* **AIM OF THE TASK**
Reproduce the records exactly.

A run of records:
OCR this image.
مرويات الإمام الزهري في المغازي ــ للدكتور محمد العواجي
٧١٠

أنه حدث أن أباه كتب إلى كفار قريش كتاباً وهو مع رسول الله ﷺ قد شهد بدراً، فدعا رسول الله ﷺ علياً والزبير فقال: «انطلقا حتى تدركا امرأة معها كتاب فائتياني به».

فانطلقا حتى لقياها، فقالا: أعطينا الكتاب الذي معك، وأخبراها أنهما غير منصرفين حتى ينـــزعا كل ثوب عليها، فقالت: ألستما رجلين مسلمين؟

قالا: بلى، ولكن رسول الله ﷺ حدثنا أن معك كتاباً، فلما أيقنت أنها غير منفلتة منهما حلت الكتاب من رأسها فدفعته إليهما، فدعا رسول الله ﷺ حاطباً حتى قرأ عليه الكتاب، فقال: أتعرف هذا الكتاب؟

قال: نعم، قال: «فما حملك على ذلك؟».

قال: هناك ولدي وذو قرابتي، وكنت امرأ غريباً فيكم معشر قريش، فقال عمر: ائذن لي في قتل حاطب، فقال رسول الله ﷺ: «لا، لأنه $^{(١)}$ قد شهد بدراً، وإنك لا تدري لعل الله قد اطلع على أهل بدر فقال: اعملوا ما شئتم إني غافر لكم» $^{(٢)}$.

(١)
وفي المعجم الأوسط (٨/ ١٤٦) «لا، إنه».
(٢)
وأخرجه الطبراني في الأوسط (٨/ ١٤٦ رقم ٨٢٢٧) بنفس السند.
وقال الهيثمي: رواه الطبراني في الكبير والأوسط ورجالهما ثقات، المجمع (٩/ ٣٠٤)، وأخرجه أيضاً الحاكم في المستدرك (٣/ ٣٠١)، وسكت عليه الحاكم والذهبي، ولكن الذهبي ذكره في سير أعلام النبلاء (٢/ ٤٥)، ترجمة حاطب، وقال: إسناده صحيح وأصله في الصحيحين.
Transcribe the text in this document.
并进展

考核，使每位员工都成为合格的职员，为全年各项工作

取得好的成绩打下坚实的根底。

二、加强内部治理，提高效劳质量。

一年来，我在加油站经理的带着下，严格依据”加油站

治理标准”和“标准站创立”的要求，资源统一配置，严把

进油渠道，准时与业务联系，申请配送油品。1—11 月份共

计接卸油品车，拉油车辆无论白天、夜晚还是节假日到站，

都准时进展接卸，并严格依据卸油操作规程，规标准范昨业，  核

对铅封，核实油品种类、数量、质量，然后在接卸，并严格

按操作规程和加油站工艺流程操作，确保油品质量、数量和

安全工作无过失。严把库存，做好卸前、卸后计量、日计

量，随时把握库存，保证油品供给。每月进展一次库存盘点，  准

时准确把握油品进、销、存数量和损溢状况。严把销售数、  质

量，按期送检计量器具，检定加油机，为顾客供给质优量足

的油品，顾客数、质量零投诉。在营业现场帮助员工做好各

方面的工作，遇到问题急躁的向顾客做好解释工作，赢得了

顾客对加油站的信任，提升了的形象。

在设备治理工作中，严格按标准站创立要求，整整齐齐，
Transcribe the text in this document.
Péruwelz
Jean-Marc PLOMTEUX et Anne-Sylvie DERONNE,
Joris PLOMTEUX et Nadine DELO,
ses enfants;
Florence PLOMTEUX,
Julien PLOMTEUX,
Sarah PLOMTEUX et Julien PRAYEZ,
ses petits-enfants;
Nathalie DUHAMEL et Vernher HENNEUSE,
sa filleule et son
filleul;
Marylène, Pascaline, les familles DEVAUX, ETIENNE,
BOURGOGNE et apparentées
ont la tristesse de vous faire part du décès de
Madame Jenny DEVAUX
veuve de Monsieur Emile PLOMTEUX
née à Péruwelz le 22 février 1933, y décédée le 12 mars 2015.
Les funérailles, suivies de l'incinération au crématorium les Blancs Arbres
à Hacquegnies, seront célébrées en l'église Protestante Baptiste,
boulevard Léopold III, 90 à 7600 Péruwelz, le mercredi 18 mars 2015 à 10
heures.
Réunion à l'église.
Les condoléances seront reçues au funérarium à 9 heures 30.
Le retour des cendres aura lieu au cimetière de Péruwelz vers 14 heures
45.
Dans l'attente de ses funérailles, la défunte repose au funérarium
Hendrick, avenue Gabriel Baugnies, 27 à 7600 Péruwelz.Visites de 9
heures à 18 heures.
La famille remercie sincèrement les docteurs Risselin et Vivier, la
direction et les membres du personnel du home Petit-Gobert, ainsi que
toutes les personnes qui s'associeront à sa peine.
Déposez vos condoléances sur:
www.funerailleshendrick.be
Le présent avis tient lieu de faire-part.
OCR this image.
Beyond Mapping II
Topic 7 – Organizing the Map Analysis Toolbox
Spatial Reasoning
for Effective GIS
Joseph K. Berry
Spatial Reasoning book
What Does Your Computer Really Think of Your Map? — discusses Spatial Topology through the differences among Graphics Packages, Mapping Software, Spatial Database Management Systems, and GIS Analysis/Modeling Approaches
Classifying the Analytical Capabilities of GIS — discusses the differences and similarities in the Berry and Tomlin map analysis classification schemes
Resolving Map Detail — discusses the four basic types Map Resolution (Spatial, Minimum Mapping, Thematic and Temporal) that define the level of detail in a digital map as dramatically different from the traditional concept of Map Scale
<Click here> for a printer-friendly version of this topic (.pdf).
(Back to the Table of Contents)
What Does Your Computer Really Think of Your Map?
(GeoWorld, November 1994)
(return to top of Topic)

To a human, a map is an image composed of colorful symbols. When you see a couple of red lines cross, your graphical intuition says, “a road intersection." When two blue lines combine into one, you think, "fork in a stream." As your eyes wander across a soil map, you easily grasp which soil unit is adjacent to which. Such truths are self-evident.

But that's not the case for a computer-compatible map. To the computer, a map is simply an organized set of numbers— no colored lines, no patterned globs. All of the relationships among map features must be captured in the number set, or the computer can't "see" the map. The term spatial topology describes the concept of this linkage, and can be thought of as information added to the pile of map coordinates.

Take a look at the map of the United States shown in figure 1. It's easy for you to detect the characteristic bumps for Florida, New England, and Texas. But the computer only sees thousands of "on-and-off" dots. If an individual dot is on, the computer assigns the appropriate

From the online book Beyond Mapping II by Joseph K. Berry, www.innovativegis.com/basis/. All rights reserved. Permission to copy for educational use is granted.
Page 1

* **RESPONSE TO THIS TASK**
OCR this image.
مرويات الإمام الزهري في المغازي ــ للدكتور محمد العواجي
٧١٠

أنه حدث أن أباه كتب إلى كفار قريش كتاباً وهو مع رسول الله ﷺ قد شهد بدراً، فدعا رسول الله ﷺ علياً والزبير فقال: «انطلقا حتى تدركا امرأة معها كتاب فائتياني به».

فانطلقا حتى لقياها، فقالا: أعطينا الكتاب الذي معك، وأخبراها أنهما غير منصرفين حتى ينـــزعا كل ثوب عليها، فقالت: ألستما رجلين مسلمين؟

قالا: بلى، ولكن رسول الله ﷺ حدثنا أن معك كتاباً، فلما أيقنت أنها غير منفلتة منهما حلت الكتاب من رأسها فدفعته إليهما، فدعا رسول الله ﷺ حاطباً حتى قرأ عليه الكتاب، فقال: أتعرف هذا الكتاب؟

قال: نعم، قال: «فما حملك على ذلك؟».

قال: هناك ولدي وذو قرابتي، وكنت امرأ غريباً فيكم معشر قريش، فقال عمر: ائذن لي في قتل حاطب، فقال رسول الله ﷺ: «لا، لأنه $^{(١)}$ قد شهد بدراً، وإنك لا تدري لعل الله قد اطلع على أهل بدر فقال: اعملوا ما شئتم إني غافر لكم» $^{(٢)}$.

(١)
وفي المعجم الأوسط (٨/ ١٤٦) «لا، إنه».
(٢)
وأخرجه الطبراني في الأوسط (٨/ ١٤٦ رقم ٨٢٢٧) بنفس السند.
وقال الهيثمي: رواه الطبراني في الكبير والأوسط ورجالهما ثقات، المجمع (٩/ ٣٠٤)، وأخرجه أيضاً الحاكم في المستدرك (٣/ ٣٠١)، وسكت عليه الحاكم والذهبي، ولكن الذهبي ذكره في سير أعلام النبلاء (٢/ ٤٥)، ترجمة حاطب، وقال: إسناده صحيح وأصله في الصحيحين.
Transcribe the text in this document.
并进展

考核，使每位员工都成为合格的职员，为全年各项工作

取得好的成绩打下坚实的根底。

二、加强内部治理，提高效劳质量。

一年来，我在加油站经理的带着下，严格依据”加油站

治理标准”和“标准站创立”的要求，资源统一配置，严把

进油渠道，准时与业务联系，申请配送油品。1—11 月份共

计接卸油品车，拉油车辆无论白天、夜晚还是节假日到站，

都准时进展接卸，并严格依据卸油操作规程，规标准范昨业，  核

对铅封，核实油品种类、数量、质量，然后在接卸，并严格

按操作规程和加油站工艺流程操作，确保油品质量、数量和

安全工作无过失。严把库存，做好卸前、卸后计量、日计

量，随时把握库存，保证油品供给。每月进展一次库存盘点，  准

时准确把握油品进、销、存数量和损溢状况。严把销售数、  质

量，按期送检计量器具，检定加油机，为顾客供给质优量足

的油品，顾客数、质量零投诉。在营业现场帮助员工做好各

方面的工作，遇到问题急躁的向顾客做好解释工作，赢得了

顾客对加油站的信任，提升了的形象。

在设备治理工作中，严格按标准站创立要求，整整齐齐，
Transcribe the text in this document.
Péruwelz
Jean-Marc PLOMTEUX et Anne-Sylvie DERONNE,
Joris PLOMTEUX et Nadine DELO,
ses enfants;
Florence PLOMTEUX,
Julien PLOMTEUX,
Sarah PLOMTEUX et Julien PRAYEZ,
ses petits-enfants;
Nathalie DUHAMEL et Vernher HENNEUSE,
sa filleule et son
filleul;
Marylène, Pascaline, les familles DEVAUX, ETIENNE,
BOURGOGNE et apparentées
ont la tristesse de vous faire part du décès de
Madame Jenny DEVAUX
veuve de Monsieur Emile PLOMTEUX
née à Péruwelz le 22 février 1933, y décédée le 12 mars 2015.
Les funérailles, suivies de l'incinération au crématorium les Blancs Arbres
à Hacquegnies, seront célébrées en l'église Protestante Baptiste,
boulevard Léopold III, 90 à 7600 Péruwelz, le mercredi 18 mars 2015 à 10
heures.
Réunion à l'église.
Les condoléances seront reçues au funérarium à 9 heures 30.
Le retour des cendres aura lieu au cimetière de Péruwelz vers 14 heures
45.
Dans l'attente de ses funérailles, la défunte repose au funérarium
Hendrick, avenue Gabriel Baugnies, 27 à 7600 Péruwelz.Visites de 9
heures à 18 heures.
La famille remercie sincèrement les docteurs Risselin et Vivier, la
direction et les membres du personnel du home Petit-Gobert, ainsi que
toutes les personnes qui s'associeront à sa peine.
Déposez vos condoléances sur:
www.funerailleshendrick.be
Le présent avis tient lieu de faire-part.
OCR this image.
Beyond Mapping II
Topic 7 – Organizing the Map Analysis Toolbox
Spatial Reasoning
for Effective GIS
Joseph K. Berry
Spatial Reasoning book
What Does Your Computer Really Think of Your Map? — discusses Spatial Topology through the differences among Graphics Packages, Mapping Software, Spatial Database Management Systems, and GIS Analysis/Modeling Approaches
Classifying the Analytical Capabilities of GIS — discusses the differences and similarities in the Berry and Tomlin map analysis classification schemes
Resolving Map Detail — discusses the four basic types Map Resolution (Spatial, Minimum Mapping, Thematic and Temporal) that define the level of detail in a digital map as dramatically different from the traditional concept of Map Scale
<Click here> for a printer-friendly version of this topic (.pdf).
(Back to the Table of Contents)
What Does Your Computer Really Think of Your Map?
(GeoWorld, November 1994)
(return to top of Topic)

To a human, a map is an image composed of colorful symbols. When you see a couple of red lines cross, your graphical intuition says, “a road intersection." When two blue lines combine into one, you think, "fork in a stream." As your eyes wander across a soil map, you easily grasp which soil unit is adjacent to which. Such truths are self-evident.

But that's not the case for a computer-compatible map. To the computer, a map is simply an organized set of numbers— no colored lines, no patterned globs. All of the relationships among map features must be captured in the number set, or the computer can't "see" the map. The term spatial topology describes the concept of this linkage, and can be thought of as information added to the pile of map coordinates.

Take a look at the map of the United States shown in figure 1. It's easy for you to detect the characteristic bumps for Florida, New England, and Texas. But the computer only sees thousands of "on-and-off" dots. If an individual dot is on, the computer assigns the appropriate

From the online book Beyond Mapping II by Joseph K. Berry, www.innovativegis.com/basis/. All rights reserved. Permission to copy for educational use is granted.
Page 1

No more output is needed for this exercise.